SUPPLIED DATA:
....................

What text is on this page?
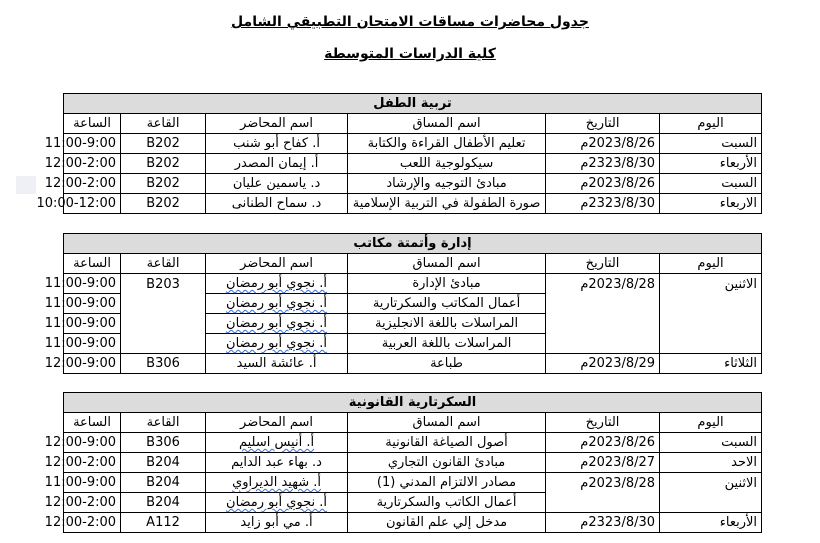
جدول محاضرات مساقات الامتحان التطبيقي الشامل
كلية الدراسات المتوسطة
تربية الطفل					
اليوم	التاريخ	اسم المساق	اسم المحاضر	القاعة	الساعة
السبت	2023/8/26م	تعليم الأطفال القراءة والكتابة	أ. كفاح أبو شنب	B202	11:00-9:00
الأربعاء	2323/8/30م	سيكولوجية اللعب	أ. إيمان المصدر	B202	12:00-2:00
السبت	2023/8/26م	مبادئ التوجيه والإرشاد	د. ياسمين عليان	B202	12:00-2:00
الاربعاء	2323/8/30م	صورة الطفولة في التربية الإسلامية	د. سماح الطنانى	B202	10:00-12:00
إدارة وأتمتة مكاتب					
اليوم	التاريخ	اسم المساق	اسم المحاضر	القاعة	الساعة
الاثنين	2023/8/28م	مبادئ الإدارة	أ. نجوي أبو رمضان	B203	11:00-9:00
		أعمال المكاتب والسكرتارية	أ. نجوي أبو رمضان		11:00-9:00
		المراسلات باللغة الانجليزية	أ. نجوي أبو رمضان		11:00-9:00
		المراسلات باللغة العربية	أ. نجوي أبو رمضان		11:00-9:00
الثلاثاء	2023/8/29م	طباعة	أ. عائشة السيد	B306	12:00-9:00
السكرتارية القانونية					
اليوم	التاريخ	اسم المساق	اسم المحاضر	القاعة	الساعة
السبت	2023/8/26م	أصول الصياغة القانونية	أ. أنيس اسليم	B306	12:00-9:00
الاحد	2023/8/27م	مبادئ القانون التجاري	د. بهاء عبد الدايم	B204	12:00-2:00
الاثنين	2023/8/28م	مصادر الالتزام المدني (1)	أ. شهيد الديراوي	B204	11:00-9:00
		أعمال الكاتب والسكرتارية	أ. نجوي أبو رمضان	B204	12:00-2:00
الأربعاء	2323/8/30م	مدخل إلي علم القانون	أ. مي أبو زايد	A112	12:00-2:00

....................

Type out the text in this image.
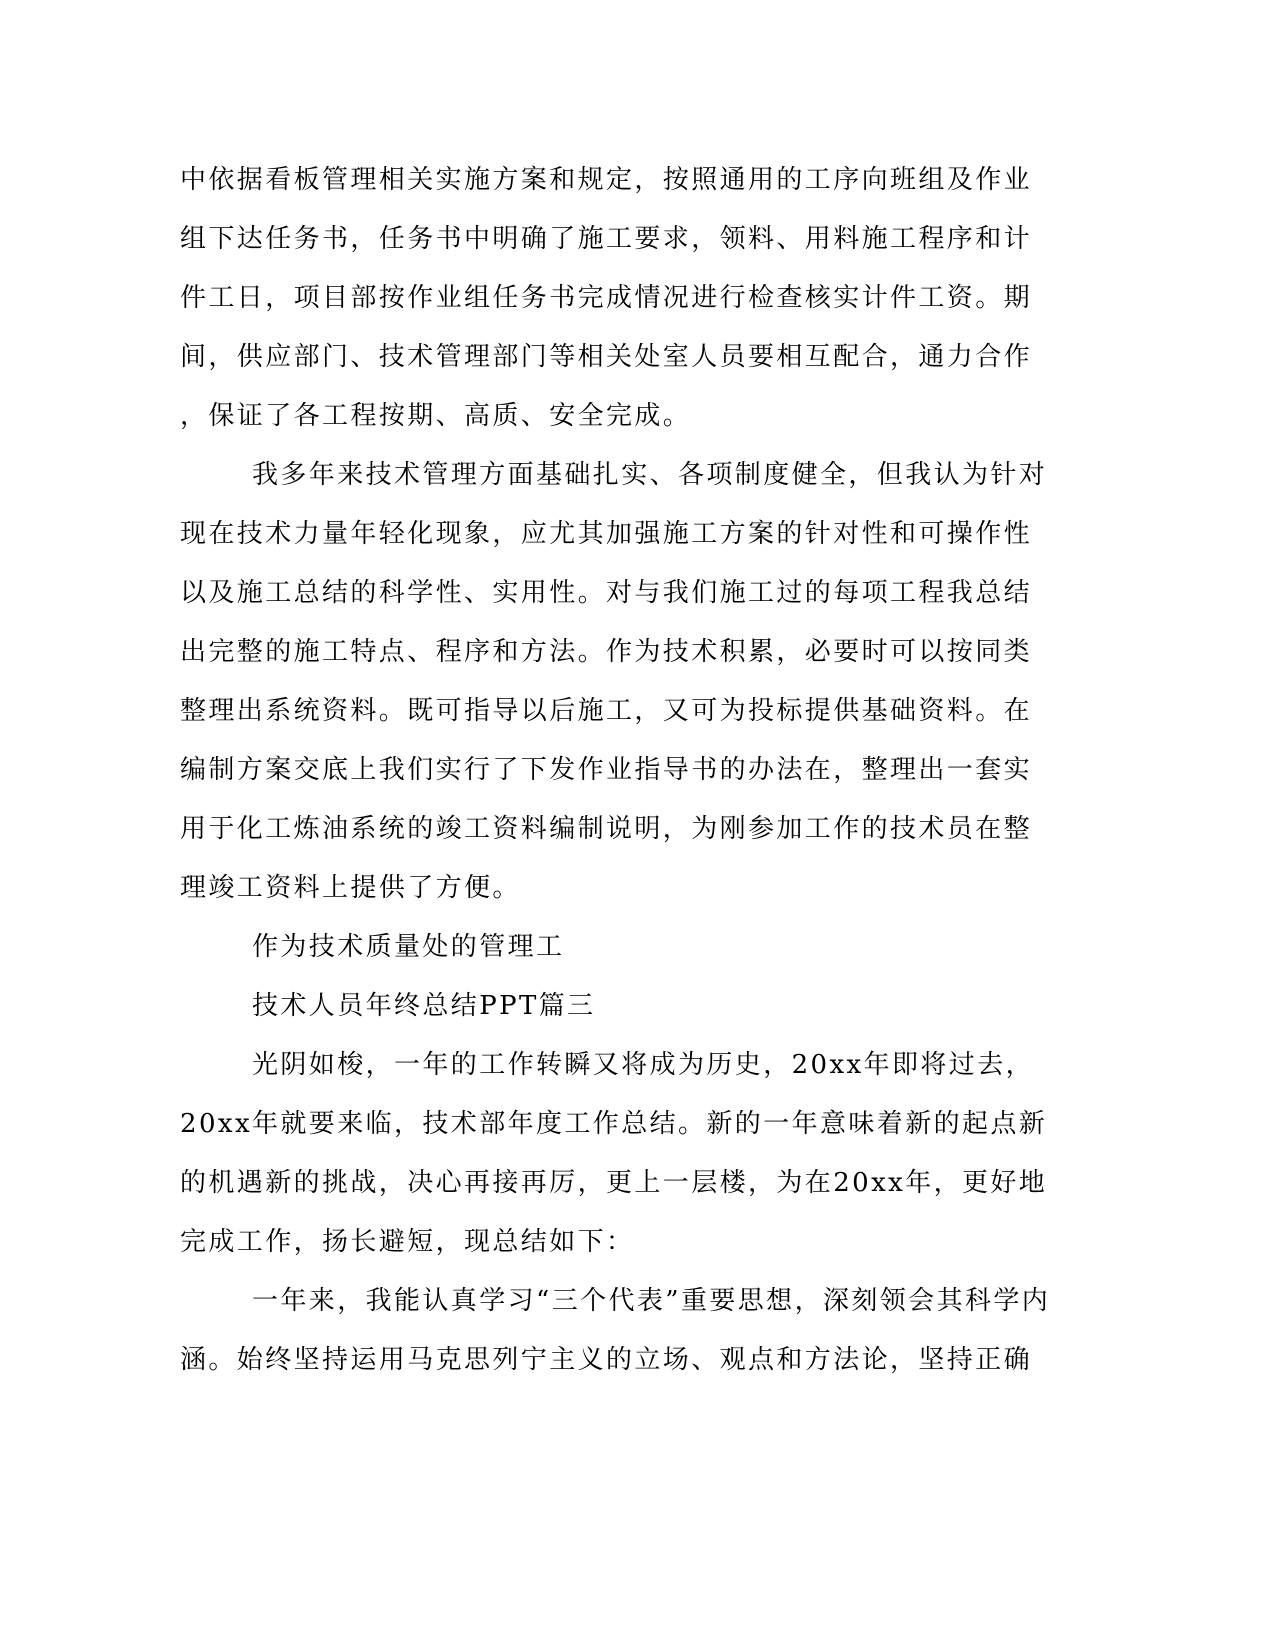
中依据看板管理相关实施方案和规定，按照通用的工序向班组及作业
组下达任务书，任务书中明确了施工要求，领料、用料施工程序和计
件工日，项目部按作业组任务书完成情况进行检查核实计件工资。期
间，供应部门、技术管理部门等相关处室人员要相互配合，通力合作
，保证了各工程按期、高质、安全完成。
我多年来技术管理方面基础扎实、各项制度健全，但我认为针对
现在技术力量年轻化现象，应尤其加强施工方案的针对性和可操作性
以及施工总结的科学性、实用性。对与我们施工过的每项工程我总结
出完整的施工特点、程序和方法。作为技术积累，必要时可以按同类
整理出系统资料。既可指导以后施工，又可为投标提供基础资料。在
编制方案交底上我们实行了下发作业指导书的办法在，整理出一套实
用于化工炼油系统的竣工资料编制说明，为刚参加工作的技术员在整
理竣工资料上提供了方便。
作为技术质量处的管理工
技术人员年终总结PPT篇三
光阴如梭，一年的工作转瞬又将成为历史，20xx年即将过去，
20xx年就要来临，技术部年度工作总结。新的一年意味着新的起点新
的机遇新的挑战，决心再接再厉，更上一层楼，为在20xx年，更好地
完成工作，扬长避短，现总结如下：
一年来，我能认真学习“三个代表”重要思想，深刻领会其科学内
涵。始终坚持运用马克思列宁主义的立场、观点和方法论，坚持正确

....................

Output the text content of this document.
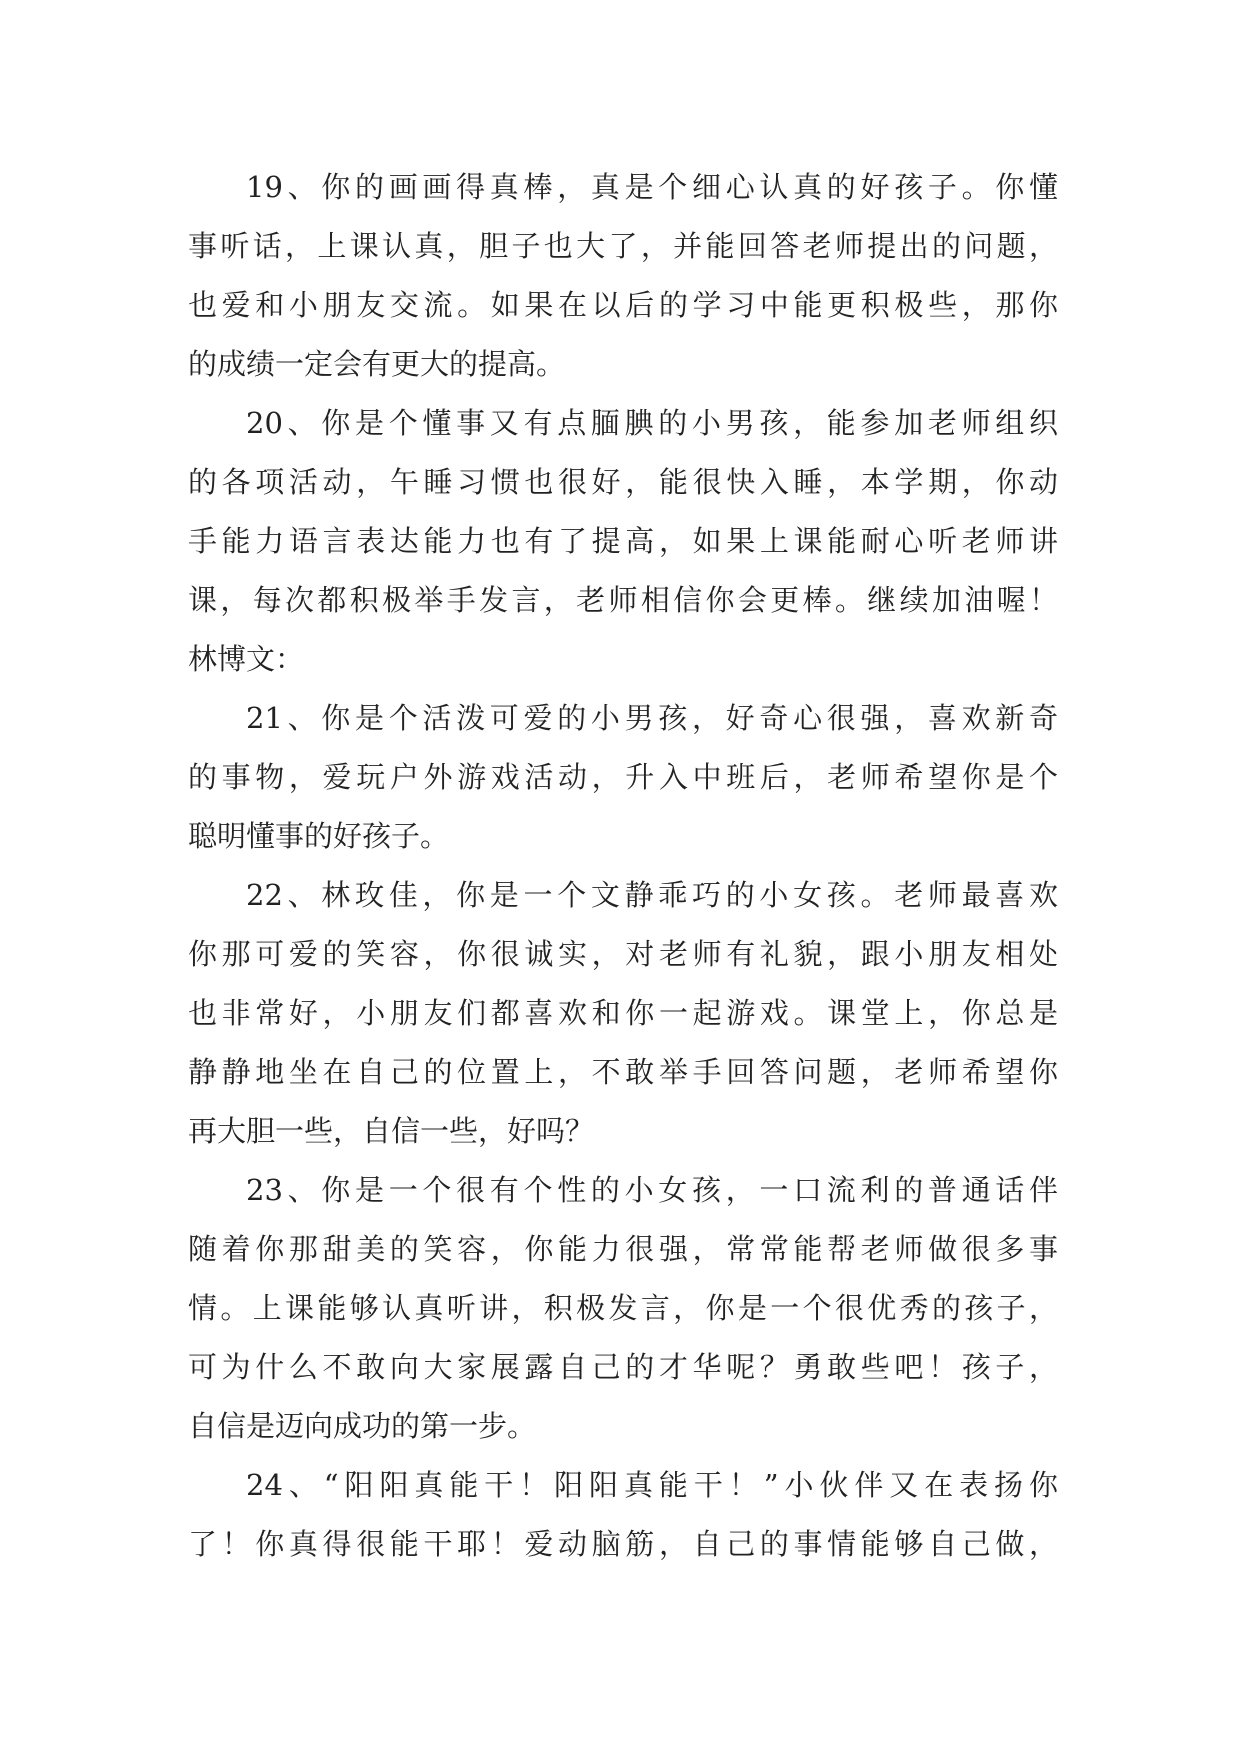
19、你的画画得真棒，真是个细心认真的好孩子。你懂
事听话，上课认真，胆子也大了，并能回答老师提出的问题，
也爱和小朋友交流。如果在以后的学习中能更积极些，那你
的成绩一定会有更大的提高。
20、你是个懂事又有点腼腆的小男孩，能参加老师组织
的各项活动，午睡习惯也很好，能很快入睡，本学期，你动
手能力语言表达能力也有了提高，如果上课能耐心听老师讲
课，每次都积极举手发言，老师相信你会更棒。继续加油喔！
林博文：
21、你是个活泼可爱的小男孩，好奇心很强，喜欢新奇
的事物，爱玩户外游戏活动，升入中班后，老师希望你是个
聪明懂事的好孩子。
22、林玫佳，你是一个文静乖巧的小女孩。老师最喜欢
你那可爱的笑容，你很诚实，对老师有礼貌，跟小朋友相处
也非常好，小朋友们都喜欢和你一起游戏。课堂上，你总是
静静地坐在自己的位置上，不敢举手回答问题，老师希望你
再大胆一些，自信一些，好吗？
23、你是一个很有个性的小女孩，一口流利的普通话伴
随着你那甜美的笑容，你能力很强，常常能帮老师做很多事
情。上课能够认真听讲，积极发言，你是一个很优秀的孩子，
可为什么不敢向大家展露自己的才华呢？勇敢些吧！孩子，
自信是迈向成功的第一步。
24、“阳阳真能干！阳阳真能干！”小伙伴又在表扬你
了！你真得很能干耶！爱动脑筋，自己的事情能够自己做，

....................

Copy every line that includes the string "text" from the material above.

What text is on this page?
Type out the text in this image.
Output the text content of this document.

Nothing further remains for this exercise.